Collected data entries:
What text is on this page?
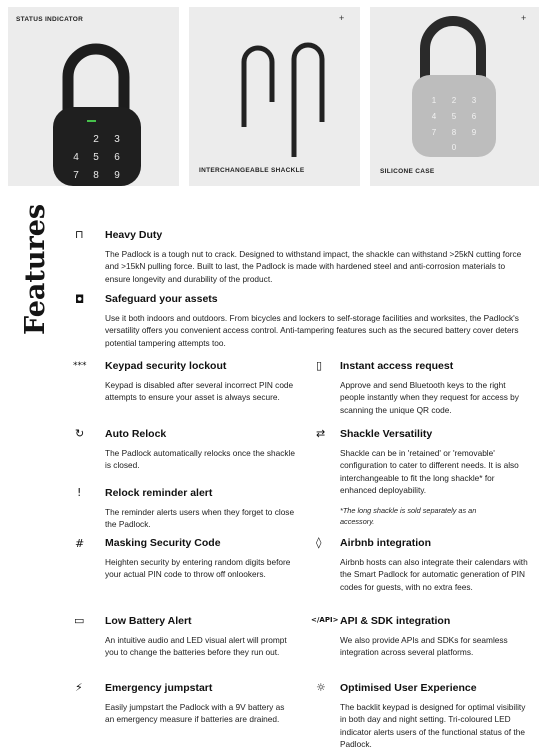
STATUS INDICATOR
2 3
4 5 6
7 8 9
+
INTERCHANGEABLE SHACKLE
+
1 2 3
4 5 6
7 8 9
0
SILICONE CASE
Features ⊓ Heavy Duty
The Padlock is a tough nut to crack. Designed to withstand impact, the shackle can withstand >25kN cutting force and >15kN pulling force. Built to last, the Padlock is made with hardened steel and anti-corrosion materials to ensure longevity and durability of the product.
◘ Safeguard your assets
Use it both indoors and outdoors. From bicycles and lockers to self-storage facilities and worksites, the Padlock's versatility offers you convenient access control. Anti-tampering features such as the secured battery cover deters potential tampering attempts too.
*** Keypad security lockout
Keypad is disabled after several incorrect PIN code attempts to ensure your asset is always secure.
↻ Auto Relock
The Padlock automatically relocks once the shackle is closed.
! Relock reminder alert
The reminder alerts users when they forget to close the Padlock.
# Masking Security Code
Heighten security by entering random digits before your actual PIN code to throw off onlookers.
▭ Low Battery Alert
An intuitive audio and LED visual alert will prompt you to change the batteries before they run out.
⚡ Emergency jumpstart
Easily jumpstart the Padlock with a 9V battery as an emergency measure if batteries are drained.
▯ Instant access request
Approve and send Bluetooth keys to the right people instantly when they request for access by scanning the unique QR code.
⇄ Shackle Versatility
Shackle can be in 'retained' or 'removable' configuration to cater to different needs. It is also interchangeable to fit the long shackle* for enhanced deployability.
*The long shackle is sold separately as an accessory.
◊ Airbnb integration
Airbnb hosts can also integrate their calendars with the Smart Padlock for automatic generation of PIN codes for guests, with no extra fees.
</API> API & SDK integration
We also provide APIs and SDKs for seamless integration across several platforms.
☼ Optimised User Experience
The backlit keypad is designed for optimal visibility in both day and night setting. Tri-coloured LED indicator alerts users of the functional status of the Padlock.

◆ YOUR INSTRUCTIONS
List each line holding the string "several".

◆ CORRECT ANSWER
Keypad is disabled after several incorrect PIN code attempts to ensure your asset is always secure.
We also provide APIs and SDKs for seamless integration across several platforms.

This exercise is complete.